** Start **

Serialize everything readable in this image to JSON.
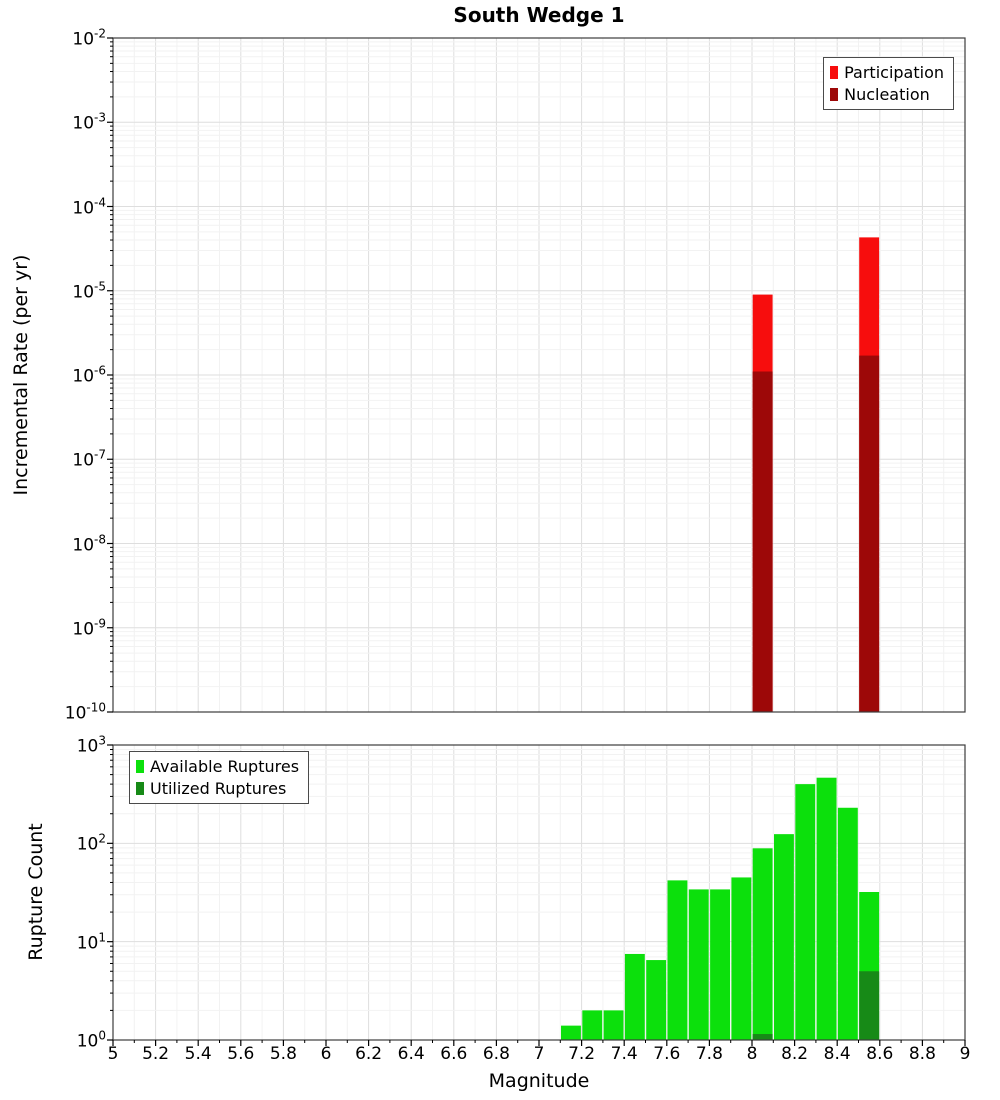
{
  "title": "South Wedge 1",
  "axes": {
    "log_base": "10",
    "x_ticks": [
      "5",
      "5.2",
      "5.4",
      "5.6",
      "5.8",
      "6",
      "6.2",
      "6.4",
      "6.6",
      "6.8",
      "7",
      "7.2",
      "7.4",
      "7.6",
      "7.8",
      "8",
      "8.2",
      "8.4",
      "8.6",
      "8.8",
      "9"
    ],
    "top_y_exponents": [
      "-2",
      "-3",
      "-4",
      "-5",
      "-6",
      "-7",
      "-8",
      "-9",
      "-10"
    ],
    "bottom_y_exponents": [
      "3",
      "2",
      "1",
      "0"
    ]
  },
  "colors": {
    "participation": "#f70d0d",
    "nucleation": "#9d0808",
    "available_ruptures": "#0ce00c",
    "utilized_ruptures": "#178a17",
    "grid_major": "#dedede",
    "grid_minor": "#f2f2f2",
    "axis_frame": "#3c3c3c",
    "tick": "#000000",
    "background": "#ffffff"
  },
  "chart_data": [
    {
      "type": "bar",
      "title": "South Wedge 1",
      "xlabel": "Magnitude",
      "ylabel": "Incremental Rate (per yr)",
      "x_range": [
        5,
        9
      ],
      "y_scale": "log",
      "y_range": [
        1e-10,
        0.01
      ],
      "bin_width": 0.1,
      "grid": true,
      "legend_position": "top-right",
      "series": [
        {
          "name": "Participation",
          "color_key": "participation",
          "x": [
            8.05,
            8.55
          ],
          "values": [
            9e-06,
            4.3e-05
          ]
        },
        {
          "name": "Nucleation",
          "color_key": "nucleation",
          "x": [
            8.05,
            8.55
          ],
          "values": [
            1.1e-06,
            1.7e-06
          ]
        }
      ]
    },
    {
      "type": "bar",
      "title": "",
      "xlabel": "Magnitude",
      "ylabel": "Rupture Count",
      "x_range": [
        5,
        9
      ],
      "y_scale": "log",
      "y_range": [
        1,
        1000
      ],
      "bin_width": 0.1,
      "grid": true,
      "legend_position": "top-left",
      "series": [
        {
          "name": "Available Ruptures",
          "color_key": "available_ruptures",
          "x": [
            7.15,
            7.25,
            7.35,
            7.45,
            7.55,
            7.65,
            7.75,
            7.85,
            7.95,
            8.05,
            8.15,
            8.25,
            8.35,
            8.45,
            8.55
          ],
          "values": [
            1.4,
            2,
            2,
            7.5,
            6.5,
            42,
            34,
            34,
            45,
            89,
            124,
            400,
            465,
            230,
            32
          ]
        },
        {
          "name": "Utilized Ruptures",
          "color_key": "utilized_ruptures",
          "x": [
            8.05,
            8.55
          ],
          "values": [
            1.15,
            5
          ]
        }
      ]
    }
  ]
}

** End **

» Aim of the task:
Scan the material above for the word "title". Copy each line where it occurs.

» Answer in full:
  "title": "South Wedge 1",
      "title": "South Wedge 1",
      "title": "",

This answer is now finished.